[Saved entries]
## Start

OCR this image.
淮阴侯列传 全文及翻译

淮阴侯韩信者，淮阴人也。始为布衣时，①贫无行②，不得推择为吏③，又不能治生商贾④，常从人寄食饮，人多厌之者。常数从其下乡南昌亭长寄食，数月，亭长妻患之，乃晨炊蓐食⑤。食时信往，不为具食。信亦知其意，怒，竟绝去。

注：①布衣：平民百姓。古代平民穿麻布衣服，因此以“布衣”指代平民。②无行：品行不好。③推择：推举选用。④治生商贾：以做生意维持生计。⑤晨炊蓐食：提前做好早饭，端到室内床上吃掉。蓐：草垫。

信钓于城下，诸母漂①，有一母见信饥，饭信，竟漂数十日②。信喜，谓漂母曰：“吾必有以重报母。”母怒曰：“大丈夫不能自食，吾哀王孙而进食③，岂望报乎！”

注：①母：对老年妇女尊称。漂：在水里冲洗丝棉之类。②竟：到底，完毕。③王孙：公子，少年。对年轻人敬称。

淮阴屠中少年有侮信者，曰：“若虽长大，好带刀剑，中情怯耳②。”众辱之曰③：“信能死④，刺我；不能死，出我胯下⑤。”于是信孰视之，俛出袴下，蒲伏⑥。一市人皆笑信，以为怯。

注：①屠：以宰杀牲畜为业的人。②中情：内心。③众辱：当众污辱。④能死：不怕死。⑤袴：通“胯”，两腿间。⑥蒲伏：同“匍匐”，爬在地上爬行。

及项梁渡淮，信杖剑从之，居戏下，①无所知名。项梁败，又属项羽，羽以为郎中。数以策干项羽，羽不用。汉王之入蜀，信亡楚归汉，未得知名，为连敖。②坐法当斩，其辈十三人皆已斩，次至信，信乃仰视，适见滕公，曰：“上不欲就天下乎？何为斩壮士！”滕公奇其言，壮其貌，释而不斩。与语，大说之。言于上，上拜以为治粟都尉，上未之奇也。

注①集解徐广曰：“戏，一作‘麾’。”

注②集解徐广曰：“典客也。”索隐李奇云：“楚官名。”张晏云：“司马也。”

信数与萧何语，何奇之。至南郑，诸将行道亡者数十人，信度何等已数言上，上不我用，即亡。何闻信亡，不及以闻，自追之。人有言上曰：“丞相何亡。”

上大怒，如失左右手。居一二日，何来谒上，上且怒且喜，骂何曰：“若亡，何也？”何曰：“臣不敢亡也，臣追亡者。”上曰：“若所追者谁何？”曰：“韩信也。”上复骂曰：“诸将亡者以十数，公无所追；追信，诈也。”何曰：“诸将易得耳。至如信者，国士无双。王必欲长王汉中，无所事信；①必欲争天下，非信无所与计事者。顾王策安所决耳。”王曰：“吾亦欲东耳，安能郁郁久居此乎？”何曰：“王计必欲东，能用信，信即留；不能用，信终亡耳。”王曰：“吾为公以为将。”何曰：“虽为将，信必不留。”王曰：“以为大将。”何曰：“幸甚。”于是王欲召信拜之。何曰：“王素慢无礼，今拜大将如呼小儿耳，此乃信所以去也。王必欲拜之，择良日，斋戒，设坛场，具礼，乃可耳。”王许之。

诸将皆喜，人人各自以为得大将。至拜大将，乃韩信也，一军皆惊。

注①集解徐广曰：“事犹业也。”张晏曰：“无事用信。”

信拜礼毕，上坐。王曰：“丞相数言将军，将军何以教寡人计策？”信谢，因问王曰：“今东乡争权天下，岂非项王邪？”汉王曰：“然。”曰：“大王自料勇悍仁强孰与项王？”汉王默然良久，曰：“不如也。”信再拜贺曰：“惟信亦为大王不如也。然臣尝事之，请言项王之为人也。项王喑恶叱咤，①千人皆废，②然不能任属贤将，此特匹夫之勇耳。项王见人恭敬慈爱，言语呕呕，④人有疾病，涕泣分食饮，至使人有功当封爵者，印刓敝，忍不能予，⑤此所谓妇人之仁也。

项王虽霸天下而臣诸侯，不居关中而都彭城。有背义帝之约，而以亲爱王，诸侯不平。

## End
## Start

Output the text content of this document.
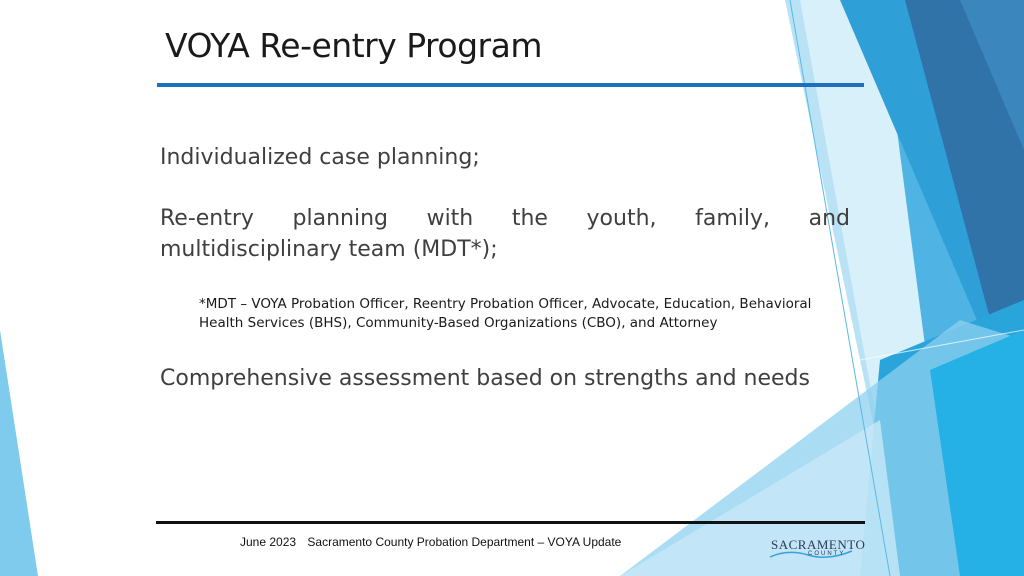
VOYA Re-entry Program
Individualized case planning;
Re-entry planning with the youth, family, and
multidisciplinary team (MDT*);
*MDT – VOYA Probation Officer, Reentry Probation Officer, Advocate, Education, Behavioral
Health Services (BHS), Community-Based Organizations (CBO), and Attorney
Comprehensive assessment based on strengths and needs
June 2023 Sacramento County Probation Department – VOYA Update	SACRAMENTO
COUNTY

## End

### Task description
Scan the listing above for the word "this" and show each line where it is found.

### Problem solution
OCR this image.
Output the text content of this document.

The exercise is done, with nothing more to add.